■ Written instruction ■
Copy out every line of the records below word for word, with nothing changed.

Annotated region listings
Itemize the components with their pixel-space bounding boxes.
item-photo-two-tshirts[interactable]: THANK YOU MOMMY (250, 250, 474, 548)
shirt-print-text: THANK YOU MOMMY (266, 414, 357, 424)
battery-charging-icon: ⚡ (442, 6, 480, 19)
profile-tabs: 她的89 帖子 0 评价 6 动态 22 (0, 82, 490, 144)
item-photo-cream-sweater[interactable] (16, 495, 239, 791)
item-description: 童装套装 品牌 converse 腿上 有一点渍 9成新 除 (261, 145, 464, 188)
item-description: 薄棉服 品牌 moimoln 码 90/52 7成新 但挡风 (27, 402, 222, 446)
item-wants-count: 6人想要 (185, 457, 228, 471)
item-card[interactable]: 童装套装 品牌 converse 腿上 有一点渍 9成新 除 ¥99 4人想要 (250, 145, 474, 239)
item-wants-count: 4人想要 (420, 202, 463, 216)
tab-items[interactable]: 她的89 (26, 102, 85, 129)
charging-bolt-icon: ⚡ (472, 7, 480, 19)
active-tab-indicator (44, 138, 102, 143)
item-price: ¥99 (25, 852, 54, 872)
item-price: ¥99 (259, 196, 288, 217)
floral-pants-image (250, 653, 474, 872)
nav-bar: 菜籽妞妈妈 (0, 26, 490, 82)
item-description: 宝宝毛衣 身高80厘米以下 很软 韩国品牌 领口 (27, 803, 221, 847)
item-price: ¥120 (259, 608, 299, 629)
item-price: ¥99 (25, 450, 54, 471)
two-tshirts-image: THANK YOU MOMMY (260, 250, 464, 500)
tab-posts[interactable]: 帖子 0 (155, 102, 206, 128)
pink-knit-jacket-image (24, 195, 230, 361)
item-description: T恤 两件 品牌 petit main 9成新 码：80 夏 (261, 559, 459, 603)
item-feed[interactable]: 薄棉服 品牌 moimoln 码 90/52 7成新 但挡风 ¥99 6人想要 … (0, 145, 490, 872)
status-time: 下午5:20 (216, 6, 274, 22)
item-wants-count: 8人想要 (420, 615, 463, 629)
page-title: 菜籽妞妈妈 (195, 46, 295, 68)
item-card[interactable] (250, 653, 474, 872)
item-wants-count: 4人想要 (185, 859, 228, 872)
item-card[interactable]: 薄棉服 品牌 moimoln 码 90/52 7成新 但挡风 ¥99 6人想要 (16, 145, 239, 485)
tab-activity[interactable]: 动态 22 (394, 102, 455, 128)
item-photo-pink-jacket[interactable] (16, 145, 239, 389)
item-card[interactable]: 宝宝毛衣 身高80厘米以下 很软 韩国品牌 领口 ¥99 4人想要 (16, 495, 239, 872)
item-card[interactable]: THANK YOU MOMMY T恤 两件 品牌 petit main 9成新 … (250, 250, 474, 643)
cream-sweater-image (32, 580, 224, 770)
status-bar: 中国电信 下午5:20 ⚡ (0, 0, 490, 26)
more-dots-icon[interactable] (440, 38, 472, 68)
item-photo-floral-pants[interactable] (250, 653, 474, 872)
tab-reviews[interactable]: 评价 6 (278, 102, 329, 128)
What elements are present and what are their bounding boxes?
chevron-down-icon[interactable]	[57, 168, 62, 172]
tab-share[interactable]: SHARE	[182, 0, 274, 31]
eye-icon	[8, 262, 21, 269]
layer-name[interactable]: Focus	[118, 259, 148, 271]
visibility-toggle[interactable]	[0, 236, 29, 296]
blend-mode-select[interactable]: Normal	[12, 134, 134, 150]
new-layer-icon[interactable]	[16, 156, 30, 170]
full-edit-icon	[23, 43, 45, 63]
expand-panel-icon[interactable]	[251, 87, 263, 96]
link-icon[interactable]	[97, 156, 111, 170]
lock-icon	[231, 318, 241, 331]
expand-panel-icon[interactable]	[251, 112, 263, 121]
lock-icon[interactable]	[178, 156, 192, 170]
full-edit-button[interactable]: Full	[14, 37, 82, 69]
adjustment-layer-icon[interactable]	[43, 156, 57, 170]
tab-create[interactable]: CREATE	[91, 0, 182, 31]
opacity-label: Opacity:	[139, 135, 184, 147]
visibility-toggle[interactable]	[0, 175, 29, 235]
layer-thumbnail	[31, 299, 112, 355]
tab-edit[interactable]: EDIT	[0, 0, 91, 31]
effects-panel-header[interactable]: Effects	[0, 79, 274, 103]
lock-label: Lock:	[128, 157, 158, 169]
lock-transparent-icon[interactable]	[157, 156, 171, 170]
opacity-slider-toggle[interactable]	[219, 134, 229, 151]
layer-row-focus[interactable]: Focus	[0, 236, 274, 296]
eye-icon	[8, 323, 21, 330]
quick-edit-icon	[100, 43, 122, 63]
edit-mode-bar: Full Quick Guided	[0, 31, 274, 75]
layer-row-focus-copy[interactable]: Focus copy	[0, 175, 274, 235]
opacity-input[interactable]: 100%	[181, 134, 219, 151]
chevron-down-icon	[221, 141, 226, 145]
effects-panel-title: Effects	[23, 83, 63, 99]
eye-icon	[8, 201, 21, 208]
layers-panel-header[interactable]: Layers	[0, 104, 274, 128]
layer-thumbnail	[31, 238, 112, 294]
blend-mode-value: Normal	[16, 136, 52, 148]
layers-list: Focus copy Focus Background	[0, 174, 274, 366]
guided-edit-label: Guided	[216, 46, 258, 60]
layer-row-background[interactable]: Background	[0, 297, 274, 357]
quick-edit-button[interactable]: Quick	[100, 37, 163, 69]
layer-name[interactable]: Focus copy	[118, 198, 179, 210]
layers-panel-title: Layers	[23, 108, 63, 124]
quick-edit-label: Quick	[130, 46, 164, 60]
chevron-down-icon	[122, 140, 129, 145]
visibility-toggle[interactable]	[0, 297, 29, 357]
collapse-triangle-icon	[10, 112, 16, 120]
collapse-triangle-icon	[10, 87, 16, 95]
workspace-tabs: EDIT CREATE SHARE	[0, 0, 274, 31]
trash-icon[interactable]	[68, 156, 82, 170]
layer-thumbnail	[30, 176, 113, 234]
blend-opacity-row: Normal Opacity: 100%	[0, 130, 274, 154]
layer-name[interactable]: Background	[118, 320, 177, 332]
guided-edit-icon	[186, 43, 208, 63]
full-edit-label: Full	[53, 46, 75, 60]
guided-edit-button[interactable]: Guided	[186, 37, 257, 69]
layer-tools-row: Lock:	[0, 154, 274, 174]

■ Written reply ■
Itemize the components with their pixel-space bounding boxes.
item-photo-two-tshirts[interactable]: THANK YOU MOMMY (250, 250, 474, 548)
shirt-print-text: THANK YOU MOMMY (266, 414, 357, 424)
battery-charging-icon: ⚡ (442, 6, 480, 19)
profile-tabs: 她的89 帖子 0 评价 6 动态 22 (0, 82, 490, 144)
item-photo-cream-sweater[interactable] (16, 495, 239, 791)
item-description: 童装套装 品牌 converse 腿上 有一点渍 9成新 除 (261, 145, 464, 188)
item-description: 薄棉服 品牌 moimoln 码 90/52 7成新 但挡风 (27, 402, 222, 446)
item-wants-count: 6人想要 (185, 457, 228, 471)
item-card[interactable]: 童装套装 品牌 converse 腿上 有一点渍 9成新 除 ¥99 4人想要 (250, 145, 474, 239)
item-wants-count: 4人想要 (420, 202, 463, 216)
tab-items[interactable]: 她的89 (26, 102, 85, 129)
charging-bolt-icon: ⚡ (472, 7, 480, 19)
active-tab-indicator (44, 138, 102, 143)
item-price: ¥99 (25, 852, 54, 872)
item-price: ¥99 (259, 196, 288, 217)
floral-pants-image (250, 653, 474, 872)
nav-bar: 菜籽妞妈妈 (0, 26, 490, 82)
item-description: 宝宝毛衣 身高80厘米以下 很软 韩国品牌 领口 (27, 803, 221, 847)
item-price: ¥120 (259, 608, 299, 629)
item-price: ¥99 (25, 450, 54, 471)
two-tshirts-image: THANK YOU MOMMY (260, 250, 464, 500)
tab-posts[interactable]: 帖子 0 (155, 102, 206, 128)
pink-knit-jacket-image (24, 195, 230, 361)
item-description: T恤 两件 品牌 petit main 9成新 码：80 夏 (261, 559, 459, 603)
item-feed[interactable]: 薄棉服 品牌 moimoln 码 90/52 7成新 但挡风 ¥99 6人想要 … (0, 145, 490, 872)
status-time: 下午5:20 (216, 6, 274, 22)
item-wants-count: 8人想要 (420, 615, 463, 629)
page-title: 菜籽妞妈妈 (195, 46, 295, 68)
item-card[interactable] (250, 653, 474, 872)
item-wants-count: 4人想要 (185, 859, 228, 872)
item-card[interactable]: 薄棉服 品牌 moimoln 码 90/52 7成新 但挡风 ¥99 6人想要 (16, 145, 239, 485)
tab-activity[interactable]: 动态 22 (394, 102, 455, 128)
item-photo-pink-jacket[interactable] (16, 145, 239, 389)
item-card[interactable]: 宝宝毛衣 身高80厘米以下 很软 韩国品牌 领口 ¥99 4人想要 (16, 495, 239, 872)
item-card[interactable]: THANK YOU MOMMY T恤 两件 品牌 petit main 9成新 … (250, 250, 474, 643)
cream-sweater-image (32, 580, 224, 770)
status-bar: 中国电信 下午5:20 ⚡ (0, 0, 490, 26)
more-dots-icon[interactable] (440, 38, 472, 68)
item-photo-floral-pants[interactable] (250, 653, 474, 872)
tab-reviews[interactable]: 评价 6 (278, 102, 329, 128)
What elements are present and what are their bounding boxes?
chevron-down-icon[interactable]	[57, 168, 62, 172]
tab-share[interactable]: SHARE	[182, 0, 274, 31]
eye-icon	[8, 262, 21, 269]
layer-name[interactable]: Focus	[118, 259, 148, 271]
visibility-toggle[interactable]	[0, 236, 29, 296]
blend-mode-select[interactable]: Normal	[12, 134, 134, 150]
new-layer-icon[interactable]	[16, 156, 30, 170]
full-edit-icon	[23, 43, 45, 63]
expand-panel-icon[interactable]	[251, 87, 263, 96]
link-icon[interactable]	[97, 156, 111, 170]
lock-icon	[231, 318, 241, 331]
expand-panel-icon[interactable]	[251, 112, 263, 121]
lock-icon[interactable]	[178, 156, 192, 170]
full-edit-button[interactable]: Full	[14, 37, 82, 69]
adjustment-layer-icon[interactable]	[43, 156, 57, 170]
tab-create[interactable]: CREATE	[91, 0, 182, 31]
opacity-label: Opacity:	[139, 135, 184, 147]
visibility-toggle[interactable]	[0, 175, 29, 235]
layer-thumbnail	[31, 299, 112, 355]
tab-edit[interactable]: EDIT	[0, 0, 91, 31]
effects-panel-header[interactable]: Effects	[0, 79, 274, 103]
lock-label: Lock:	[128, 157, 158, 169]
lock-transparent-icon[interactable]	[157, 156, 171, 170]
opacity-slider-toggle[interactable]	[219, 134, 229, 151]
layer-row-focus[interactable]: Focus	[0, 236, 274, 296]
eye-icon	[8, 323, 21, 330]
quick-edit-icon	[100, 43, 122, 63]
edit-mode-bar: Full Quick Guided	[0, 31, 274, 75]
layer-row-focus-copy[interactable]: Focus copy	[0, 175, 274, 235]
opacity-input[interactable]: 100%	[181, 134, 219, 151]
chevron-down-icon	[221, 141, 226, 145]
effects-panel-title: Effects	[23, 83, 63, 99]
eye-icon	[8, 201, 21, 208]
layers-panel-header[interactable]: Layers	[0, 104, 274, 128]
layer-thumbnail	[31, 238, 112, 294]
blend-mode-value: Normal	[16, 136, 52, 148]
layers-list: Focus copy Focus Background	[0, 174, 274, 366]
guided-edit-label: Guided	[216, 46, 258, 60]
layer-row-background[interactable]: Background	[0, 297, 274, 357]
quick-edit-button[interactable]: Quick	[100, 37, 163, 69]
layer-name[interactable]: Focus copy	[118, 198, 179, 210]
layers-panel-title: Layers	[23, 108, 63, 124]
quick-edit-label: Quick	[130, 46, 164, 60]
chevron-down-icon	[122, 140, 129, 145]
visibility-toggle[interactable]	[0, 297, 29, 357]
collapse-triangle-icon	[10, 112, 16, 120]
collapse-triangle-icon	[10, 87, 16, 95]
workspace-tabs: EDIT CREATE SHARE	[0, 0, 274, 31]
trash-icon[interactable]	[68, 156, 82, 170]
layer-thumbnail	[30, 176, 113, 234]
blend-opacity-row: Normal Opacity: 100%	[0, 130, 274, 154]
layer-name[interactable]: Background	[118, 320, 177, 332]
guided-edit-icon	[186, 43, 208, 63]
full-edit-label: Full	[53, 46, 75, 60]
guided-edit-button[interactable]: Guided	[186, 37, 257, 69]
layer-tools-row: Lock:	[0, 154, 274, 174]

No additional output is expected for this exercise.